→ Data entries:
-- start --

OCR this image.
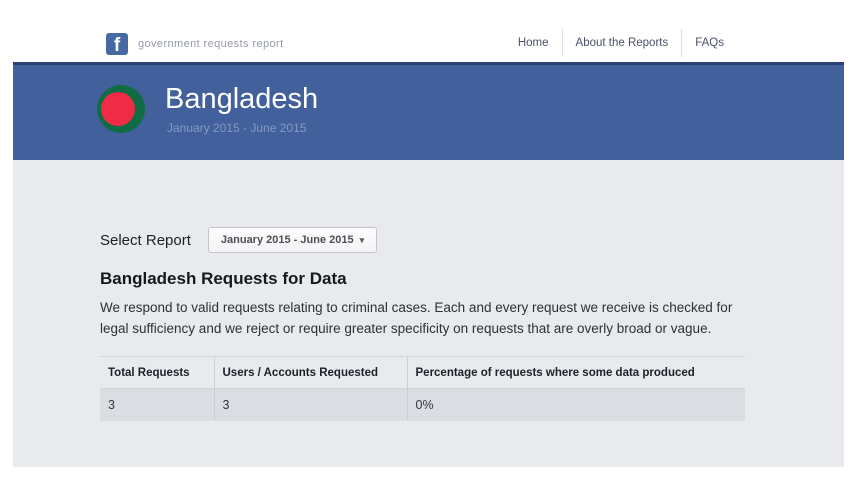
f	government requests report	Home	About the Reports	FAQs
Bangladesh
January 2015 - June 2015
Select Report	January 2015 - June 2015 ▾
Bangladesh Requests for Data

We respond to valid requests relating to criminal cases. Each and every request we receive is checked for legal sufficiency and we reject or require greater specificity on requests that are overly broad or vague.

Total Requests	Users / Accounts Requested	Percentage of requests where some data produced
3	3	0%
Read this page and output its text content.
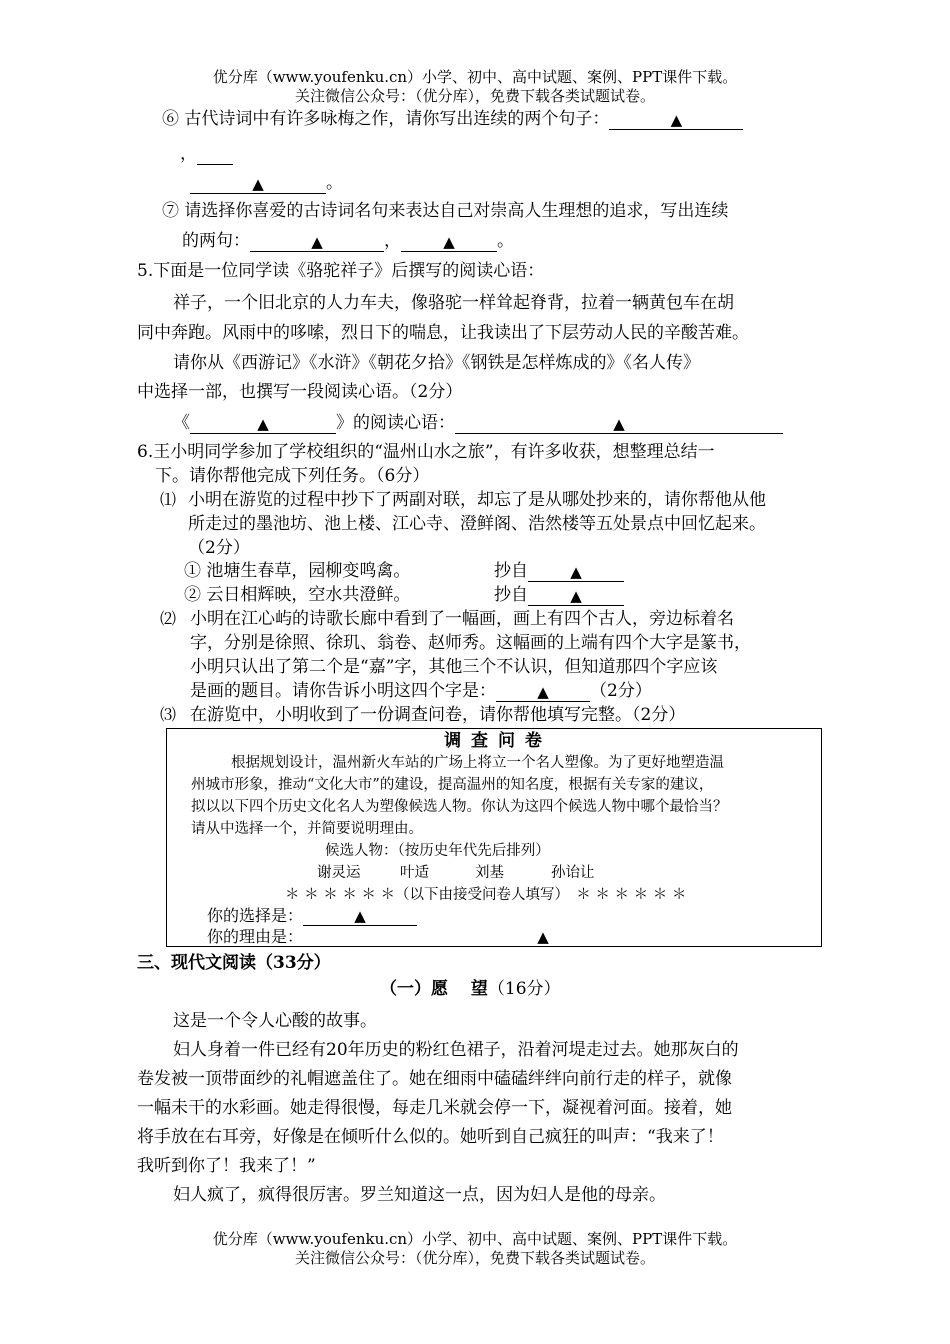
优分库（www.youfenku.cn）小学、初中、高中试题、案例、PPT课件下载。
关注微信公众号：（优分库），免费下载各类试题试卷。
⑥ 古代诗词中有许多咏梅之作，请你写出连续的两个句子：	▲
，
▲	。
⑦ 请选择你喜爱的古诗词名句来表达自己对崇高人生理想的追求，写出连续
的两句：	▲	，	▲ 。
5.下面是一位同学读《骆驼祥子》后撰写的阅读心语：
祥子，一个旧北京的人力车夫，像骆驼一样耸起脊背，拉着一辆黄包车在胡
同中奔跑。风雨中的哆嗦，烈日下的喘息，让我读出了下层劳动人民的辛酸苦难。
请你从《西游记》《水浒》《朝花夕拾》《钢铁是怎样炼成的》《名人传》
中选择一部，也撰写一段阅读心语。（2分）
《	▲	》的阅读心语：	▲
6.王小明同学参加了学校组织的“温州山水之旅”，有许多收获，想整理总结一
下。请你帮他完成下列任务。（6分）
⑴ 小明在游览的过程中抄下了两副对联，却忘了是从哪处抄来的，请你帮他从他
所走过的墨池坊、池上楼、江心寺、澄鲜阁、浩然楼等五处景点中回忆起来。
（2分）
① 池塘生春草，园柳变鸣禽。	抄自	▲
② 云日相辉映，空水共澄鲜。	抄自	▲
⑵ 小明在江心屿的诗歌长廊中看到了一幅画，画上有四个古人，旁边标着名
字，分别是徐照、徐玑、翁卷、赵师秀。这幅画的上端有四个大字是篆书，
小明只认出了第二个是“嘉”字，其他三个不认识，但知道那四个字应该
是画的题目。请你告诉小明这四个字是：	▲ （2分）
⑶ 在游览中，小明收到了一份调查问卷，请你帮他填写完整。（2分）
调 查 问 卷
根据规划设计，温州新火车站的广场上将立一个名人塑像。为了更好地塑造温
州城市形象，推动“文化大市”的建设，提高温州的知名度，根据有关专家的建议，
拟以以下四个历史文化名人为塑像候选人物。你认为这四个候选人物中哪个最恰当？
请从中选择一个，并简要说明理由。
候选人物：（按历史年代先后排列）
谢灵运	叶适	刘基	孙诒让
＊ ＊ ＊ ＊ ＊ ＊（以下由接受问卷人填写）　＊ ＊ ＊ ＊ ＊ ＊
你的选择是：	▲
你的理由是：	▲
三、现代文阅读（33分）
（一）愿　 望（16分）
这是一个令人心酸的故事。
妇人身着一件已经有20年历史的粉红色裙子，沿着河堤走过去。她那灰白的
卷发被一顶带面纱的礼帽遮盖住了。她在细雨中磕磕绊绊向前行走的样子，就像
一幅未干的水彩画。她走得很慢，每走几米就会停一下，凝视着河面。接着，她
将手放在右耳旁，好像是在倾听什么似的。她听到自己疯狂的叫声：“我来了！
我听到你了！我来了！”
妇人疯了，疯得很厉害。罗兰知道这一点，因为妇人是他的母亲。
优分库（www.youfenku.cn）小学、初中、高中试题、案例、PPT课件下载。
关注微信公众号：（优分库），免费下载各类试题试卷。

-- end --
-- start --

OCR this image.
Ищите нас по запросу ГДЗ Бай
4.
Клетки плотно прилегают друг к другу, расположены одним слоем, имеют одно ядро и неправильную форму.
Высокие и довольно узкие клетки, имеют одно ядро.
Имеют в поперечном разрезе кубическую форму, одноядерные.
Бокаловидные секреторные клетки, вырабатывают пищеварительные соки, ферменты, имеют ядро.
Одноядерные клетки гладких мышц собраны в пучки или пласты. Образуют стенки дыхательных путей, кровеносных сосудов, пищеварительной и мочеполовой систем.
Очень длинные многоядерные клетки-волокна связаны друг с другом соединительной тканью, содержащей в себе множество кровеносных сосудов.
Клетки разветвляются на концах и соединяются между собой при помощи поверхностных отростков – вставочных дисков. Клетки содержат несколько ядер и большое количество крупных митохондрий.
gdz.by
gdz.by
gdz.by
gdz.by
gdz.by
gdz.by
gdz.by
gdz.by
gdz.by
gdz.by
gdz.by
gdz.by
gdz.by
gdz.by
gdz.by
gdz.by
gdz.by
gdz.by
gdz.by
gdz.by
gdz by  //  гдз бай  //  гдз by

-- end --

→ Exercise details:
State how many lines of the records hold the string "форму", and nothing else.

→ Correct result:
2